*TASK TO CARRY OUT*. Report, word for word, every line of the material that contains "fiel".

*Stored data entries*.
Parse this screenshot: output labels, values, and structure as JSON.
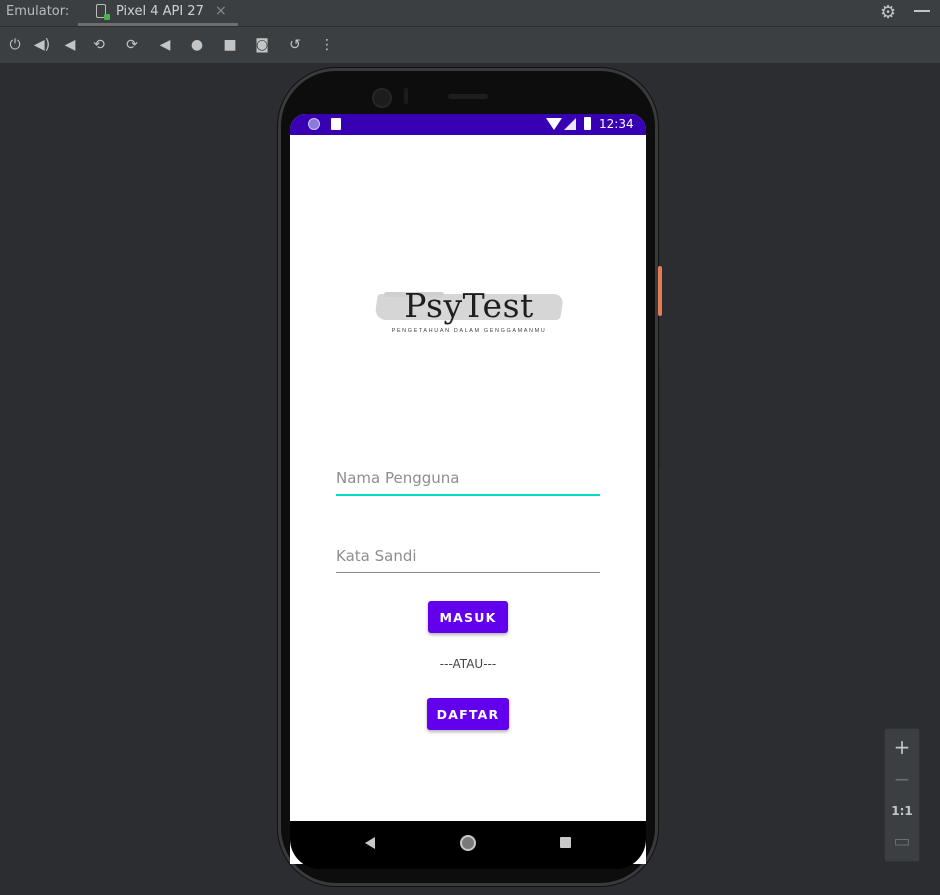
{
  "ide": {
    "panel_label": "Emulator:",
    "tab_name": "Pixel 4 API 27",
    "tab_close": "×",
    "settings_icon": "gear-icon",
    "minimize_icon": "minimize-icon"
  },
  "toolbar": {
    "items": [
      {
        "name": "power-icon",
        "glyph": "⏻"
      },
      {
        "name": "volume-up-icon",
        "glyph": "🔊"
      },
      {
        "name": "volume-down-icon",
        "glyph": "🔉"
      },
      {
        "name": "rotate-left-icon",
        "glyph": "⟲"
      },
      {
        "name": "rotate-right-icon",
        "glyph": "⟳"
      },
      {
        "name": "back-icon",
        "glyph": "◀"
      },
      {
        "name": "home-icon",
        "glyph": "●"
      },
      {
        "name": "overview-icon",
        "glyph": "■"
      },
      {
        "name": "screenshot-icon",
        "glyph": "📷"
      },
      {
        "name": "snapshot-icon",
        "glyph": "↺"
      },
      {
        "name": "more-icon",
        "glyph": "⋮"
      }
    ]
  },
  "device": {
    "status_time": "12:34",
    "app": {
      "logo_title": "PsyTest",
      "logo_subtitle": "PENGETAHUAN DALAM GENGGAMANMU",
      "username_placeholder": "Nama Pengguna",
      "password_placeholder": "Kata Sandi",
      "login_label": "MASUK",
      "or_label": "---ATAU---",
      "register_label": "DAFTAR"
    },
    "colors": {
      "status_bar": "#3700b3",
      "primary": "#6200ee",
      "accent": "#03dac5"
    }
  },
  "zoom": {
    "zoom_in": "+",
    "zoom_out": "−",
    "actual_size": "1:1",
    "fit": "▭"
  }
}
...
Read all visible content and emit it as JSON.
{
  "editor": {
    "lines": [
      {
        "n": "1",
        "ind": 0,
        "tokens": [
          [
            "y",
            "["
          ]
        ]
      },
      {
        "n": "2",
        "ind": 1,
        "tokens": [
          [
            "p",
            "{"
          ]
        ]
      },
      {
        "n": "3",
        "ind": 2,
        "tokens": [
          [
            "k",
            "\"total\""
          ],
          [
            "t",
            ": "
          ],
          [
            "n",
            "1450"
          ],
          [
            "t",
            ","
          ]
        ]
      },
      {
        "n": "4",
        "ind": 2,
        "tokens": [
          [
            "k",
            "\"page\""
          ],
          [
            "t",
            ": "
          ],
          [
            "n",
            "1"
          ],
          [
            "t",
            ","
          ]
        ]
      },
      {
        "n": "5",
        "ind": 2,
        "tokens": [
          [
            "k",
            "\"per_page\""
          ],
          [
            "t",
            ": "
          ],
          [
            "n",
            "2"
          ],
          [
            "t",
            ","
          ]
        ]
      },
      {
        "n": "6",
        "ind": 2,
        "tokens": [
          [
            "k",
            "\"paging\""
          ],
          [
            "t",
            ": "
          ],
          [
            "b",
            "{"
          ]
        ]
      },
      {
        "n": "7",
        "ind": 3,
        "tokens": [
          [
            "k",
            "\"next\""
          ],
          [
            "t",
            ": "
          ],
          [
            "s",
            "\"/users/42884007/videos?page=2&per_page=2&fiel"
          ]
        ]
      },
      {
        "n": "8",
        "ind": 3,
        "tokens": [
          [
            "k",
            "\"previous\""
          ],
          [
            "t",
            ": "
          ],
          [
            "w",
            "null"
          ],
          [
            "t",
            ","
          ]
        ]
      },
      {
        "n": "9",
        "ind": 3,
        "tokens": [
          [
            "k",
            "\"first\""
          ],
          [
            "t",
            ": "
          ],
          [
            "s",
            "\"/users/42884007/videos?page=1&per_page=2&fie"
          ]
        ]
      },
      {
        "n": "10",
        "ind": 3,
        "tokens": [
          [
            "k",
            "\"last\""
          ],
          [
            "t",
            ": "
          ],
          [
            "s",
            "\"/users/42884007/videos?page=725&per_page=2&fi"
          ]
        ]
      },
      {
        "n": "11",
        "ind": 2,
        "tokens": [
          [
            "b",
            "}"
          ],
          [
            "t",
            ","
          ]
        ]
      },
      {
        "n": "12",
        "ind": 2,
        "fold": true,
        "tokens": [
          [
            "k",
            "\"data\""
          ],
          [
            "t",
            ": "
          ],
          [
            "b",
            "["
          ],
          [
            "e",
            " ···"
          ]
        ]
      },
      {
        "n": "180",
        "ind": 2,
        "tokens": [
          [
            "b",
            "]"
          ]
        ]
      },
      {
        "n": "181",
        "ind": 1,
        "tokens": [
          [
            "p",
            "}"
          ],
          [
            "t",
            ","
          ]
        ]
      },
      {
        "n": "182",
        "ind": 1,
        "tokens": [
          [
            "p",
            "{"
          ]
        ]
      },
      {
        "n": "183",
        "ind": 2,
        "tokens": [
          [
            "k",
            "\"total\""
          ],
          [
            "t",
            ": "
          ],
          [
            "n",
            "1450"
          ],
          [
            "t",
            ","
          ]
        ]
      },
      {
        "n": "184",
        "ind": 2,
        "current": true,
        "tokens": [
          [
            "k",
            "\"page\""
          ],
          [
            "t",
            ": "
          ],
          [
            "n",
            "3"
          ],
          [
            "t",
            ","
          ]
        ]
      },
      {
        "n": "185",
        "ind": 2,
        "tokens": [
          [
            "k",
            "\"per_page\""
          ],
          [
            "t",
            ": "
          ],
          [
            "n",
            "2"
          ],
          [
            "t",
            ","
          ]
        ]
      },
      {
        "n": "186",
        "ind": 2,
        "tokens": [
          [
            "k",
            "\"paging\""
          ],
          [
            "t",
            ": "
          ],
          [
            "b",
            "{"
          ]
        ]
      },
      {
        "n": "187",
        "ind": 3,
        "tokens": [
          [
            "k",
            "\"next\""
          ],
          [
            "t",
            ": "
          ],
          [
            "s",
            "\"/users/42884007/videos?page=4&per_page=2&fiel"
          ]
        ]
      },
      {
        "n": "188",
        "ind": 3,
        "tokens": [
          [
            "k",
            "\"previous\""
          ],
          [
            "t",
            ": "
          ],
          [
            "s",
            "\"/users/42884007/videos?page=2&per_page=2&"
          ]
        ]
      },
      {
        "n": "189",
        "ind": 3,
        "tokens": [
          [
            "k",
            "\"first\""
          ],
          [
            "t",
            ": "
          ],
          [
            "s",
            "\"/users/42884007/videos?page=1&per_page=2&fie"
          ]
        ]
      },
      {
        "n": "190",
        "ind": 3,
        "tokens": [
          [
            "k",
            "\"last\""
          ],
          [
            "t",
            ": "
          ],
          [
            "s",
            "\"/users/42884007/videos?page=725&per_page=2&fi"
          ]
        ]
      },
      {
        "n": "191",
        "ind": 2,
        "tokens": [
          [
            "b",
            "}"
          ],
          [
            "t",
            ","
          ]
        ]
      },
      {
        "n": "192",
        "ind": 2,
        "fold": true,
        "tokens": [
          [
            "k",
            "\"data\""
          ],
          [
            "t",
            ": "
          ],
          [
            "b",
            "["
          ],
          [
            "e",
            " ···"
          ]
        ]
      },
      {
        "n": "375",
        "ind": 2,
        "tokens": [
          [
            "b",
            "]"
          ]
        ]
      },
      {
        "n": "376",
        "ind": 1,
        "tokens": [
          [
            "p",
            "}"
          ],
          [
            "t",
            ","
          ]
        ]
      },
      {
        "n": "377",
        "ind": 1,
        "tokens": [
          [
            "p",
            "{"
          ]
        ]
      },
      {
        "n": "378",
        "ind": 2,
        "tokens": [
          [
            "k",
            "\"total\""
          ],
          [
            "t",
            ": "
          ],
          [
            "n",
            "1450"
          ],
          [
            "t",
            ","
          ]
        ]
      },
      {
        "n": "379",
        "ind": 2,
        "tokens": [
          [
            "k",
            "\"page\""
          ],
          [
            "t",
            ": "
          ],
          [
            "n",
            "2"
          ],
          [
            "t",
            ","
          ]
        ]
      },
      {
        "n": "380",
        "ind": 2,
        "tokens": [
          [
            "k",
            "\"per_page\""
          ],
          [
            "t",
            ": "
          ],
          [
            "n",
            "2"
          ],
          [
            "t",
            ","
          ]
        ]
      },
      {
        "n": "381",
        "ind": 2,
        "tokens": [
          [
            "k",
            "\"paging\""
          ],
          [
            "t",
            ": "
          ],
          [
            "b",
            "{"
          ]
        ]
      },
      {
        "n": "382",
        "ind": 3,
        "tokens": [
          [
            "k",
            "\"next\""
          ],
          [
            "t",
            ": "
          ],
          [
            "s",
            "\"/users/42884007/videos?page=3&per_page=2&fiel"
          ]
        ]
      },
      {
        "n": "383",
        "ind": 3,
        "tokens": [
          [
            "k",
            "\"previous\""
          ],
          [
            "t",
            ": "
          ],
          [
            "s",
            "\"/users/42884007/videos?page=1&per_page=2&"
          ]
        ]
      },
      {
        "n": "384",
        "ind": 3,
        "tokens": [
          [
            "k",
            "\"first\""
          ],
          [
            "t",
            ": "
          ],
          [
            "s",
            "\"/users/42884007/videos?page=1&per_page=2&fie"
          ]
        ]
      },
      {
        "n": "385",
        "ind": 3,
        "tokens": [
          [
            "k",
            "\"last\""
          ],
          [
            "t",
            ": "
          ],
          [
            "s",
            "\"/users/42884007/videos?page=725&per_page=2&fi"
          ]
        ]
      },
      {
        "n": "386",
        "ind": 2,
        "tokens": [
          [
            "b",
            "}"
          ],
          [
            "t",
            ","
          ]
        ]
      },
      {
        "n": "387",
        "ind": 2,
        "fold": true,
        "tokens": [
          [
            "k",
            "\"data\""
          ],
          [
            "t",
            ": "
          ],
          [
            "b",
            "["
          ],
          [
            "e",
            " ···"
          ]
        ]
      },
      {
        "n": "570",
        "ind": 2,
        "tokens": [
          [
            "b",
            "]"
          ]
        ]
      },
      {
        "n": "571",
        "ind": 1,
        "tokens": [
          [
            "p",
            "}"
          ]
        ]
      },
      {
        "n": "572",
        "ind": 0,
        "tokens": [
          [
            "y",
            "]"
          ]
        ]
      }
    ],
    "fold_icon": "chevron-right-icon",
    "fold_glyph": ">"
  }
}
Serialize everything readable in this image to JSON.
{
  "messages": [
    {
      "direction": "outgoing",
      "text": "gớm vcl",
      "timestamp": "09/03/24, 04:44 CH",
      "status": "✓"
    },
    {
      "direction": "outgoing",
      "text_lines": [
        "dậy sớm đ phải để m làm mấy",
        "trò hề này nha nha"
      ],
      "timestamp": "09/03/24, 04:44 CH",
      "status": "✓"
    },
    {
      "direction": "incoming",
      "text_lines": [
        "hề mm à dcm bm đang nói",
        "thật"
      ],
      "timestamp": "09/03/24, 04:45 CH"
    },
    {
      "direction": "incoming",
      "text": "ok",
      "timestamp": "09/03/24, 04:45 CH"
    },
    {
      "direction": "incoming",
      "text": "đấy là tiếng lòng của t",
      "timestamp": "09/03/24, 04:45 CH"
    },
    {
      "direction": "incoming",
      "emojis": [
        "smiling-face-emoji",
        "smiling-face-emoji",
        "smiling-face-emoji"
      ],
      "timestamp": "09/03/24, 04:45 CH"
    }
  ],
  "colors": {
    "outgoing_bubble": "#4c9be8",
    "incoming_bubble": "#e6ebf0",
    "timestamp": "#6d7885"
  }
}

*THE REPLY*.
            "\"/users/42884007/videos?page=2&per_page=2&fiel"
            "\"/users/42884007/videos?page=4&per_page=2&fiel"
            "\"/users/42884007/videos?page=3&per_page=2&fiel"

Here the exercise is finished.